Copy every record below, exactly as written.

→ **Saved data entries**
* * * *

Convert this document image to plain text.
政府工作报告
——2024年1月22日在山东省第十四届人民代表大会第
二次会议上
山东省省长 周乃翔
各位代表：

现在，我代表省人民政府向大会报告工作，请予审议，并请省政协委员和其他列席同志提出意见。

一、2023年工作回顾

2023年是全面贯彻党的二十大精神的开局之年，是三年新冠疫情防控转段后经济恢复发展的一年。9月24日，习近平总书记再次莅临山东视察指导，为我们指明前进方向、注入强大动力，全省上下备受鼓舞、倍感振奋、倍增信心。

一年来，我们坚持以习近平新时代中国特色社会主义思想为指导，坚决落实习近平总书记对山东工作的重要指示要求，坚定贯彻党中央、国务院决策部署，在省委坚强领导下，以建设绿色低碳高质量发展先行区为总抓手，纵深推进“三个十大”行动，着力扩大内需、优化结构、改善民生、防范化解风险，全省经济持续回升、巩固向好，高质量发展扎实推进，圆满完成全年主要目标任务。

* * * *

→ **EXERCISE OUTPUT**
Convert this document image to plain text.
政府工作报告
——2024年1月22日在山东省第十四届人民代表大会第
二次会议上
山东省省长 周乃翔
各位代表：

现在，我代表省人民政府向大会报告工作，请予审议，并请省政协委员和其他列席同志提出意见。

一、2023年工作回顾

2023年是全面贯彻党的二十大精神的开局之年，是三年新冠疫情防控转段后经济恢复发展的一年。9月24日，习近平总书记再次莅临山东视察指导，为我们指明前进方向、注入强大动力，全省上下备受鼓舞、倍感振奋、倍增信心。

一年来，我们坚持以习近平新时代中国特色社会主义思想为指导，坚决落实习近平总书记对山东工作的重要指示要求，坚定贯彻党中央、国务院决策部署，在省委坚强领导下，以建设绿色低碳高质量发展先行区为总抓手，纵深推进“三个十大”行动，着力扩大内需、优化结构、改善民生、防范化解风险，全省经济持续回升、巩固向好，高质量发展扎实推进，圆满完成全年主要目标任务。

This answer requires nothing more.